** Selected text follows **
A study led by Nicolas Bazan, MD, PhD, Director of the LSU Health New Orleans Neuroscience Center, pinpointed which cells within specific areas of the brain are involved in post-stroke response and found that the delivery of precursors of Elovanoids, a class of molecules that synchronize cell-to-cell communication and neuroinflammation/immune activity in response to injury, improved neurological deficit in an experimental model of ischemic stroke. The research team also identified cascades of gene responses as an integrated inflammatory signaling landscape, shedding light on potential new therapeutic avenues. Results are published in the Nature journal Scientific Reports, available here.
Stroke treatment options are limited, particularly in the immediate aftermath of an event. Tissue plasminogen activator (tPA) by intravenous administration is a treatment for a limited number of patients after acute ischemic stroke with a narrow therapeutic window of 4.5 hours. The recent EXTEND clinical trial evaluated the efficacy and safety of tPA administration beyond the standard 4.5-hour time window for acute ischemic stroke patients, which could potentially offer a longer treatment opportunity. As time elapses, the damage to the brain becomes progressively worse. Recent advances in endovascular intervention and enzymatic clot removal may facilitate reperfusion after ischemic stroke, yet there are still unmet needs to prevent and repair damage.
** End of Selected text **
Please copy the stroke research passage word for word, everything from "Stroke treatment options" down to "and repair damage.". The data after this stroke research passage isn't needed.
** Extracted information follows **
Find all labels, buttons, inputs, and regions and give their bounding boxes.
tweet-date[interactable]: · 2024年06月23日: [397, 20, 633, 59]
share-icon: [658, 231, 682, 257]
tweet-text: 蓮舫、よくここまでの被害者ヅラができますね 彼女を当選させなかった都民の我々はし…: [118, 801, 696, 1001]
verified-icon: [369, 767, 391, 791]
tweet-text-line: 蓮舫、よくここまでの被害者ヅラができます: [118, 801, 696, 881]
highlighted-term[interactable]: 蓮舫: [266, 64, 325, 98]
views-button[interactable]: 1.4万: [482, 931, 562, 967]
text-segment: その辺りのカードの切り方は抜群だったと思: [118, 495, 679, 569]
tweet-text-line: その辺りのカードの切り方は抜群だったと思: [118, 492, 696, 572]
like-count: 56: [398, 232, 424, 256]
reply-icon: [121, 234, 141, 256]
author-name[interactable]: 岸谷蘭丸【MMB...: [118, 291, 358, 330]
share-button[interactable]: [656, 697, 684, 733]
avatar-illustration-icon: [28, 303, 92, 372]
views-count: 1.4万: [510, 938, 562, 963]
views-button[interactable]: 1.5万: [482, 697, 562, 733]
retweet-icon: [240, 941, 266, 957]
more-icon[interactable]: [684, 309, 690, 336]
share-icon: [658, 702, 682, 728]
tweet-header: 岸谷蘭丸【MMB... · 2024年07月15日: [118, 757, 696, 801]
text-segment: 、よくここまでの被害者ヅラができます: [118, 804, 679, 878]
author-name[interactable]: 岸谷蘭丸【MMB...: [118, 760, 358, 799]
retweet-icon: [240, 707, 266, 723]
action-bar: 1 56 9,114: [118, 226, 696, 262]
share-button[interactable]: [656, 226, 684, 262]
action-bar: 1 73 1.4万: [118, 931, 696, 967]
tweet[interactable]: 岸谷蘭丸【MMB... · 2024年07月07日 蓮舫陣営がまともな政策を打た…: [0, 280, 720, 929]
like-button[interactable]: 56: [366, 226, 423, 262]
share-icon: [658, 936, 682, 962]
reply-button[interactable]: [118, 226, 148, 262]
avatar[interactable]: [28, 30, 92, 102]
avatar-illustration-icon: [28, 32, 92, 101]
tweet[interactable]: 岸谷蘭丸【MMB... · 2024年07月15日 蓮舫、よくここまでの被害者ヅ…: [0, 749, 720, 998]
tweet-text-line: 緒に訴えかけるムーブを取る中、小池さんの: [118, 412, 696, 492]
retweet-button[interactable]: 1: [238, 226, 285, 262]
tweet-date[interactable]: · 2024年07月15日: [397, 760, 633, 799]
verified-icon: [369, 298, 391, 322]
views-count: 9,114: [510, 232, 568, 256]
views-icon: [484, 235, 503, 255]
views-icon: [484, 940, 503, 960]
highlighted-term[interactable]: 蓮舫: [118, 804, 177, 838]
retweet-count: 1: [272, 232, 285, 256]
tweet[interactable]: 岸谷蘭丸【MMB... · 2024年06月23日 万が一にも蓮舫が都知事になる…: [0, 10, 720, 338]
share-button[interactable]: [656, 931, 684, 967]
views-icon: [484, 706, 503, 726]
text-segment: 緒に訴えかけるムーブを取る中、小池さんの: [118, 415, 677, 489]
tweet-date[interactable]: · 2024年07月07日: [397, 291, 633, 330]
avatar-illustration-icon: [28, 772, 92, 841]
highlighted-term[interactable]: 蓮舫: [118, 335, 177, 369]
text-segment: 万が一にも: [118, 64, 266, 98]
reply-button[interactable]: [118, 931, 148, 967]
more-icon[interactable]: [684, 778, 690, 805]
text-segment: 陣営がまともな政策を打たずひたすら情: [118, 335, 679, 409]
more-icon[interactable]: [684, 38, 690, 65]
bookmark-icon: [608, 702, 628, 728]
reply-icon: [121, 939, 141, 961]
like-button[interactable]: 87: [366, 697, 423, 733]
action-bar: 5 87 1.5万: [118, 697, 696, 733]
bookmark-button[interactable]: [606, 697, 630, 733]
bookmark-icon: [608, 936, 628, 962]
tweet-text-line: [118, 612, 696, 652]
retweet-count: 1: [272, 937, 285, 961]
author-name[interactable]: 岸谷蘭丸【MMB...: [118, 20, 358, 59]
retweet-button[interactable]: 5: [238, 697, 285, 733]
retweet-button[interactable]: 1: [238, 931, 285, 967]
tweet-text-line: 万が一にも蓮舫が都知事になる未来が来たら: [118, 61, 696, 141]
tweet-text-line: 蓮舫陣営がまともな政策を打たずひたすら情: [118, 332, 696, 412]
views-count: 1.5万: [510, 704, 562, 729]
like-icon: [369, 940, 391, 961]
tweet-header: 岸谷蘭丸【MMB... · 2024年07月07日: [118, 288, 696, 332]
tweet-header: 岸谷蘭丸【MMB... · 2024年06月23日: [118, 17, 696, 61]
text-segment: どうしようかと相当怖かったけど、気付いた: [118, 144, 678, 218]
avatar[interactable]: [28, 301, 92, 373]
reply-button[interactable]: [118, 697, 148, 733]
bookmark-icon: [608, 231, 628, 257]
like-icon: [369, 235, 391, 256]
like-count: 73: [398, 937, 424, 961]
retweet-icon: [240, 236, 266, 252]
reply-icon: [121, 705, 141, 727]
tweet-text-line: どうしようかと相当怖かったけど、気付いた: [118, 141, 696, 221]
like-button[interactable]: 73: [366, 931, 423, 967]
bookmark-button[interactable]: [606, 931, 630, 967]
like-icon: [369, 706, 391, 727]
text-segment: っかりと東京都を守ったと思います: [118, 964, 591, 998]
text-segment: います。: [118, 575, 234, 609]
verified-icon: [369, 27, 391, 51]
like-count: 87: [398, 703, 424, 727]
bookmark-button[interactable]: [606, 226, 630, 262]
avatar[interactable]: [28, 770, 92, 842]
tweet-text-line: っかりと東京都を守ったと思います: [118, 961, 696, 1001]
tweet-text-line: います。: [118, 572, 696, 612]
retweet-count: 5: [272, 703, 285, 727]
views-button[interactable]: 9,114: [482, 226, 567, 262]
** End of Extracted information **
**Result of the task:**
Stroke treatment options are limited, particularly in the immediate aftermath of an event. Tissue plasminogen activator (tPA) by intravenous administration is a treatment for a limited number of patients after acute ischemic stroke with a narrow therapeutic window of 4.5 hours. The recent EXTEND clinical trial evaluated the efficacy and safety of tPA administration beyond the standard 4.5-hour time window for acute ischemic stroke patients, which could potentially offer a longer treatment opportunity. As time elapses, the damage to the brain becomes progressively worse. Recent advances in endovascular intervention and enzymatic clot removal may facilitate reperfusion after ischemic stroke, yet there are still unmet needs to prevent and repair damage.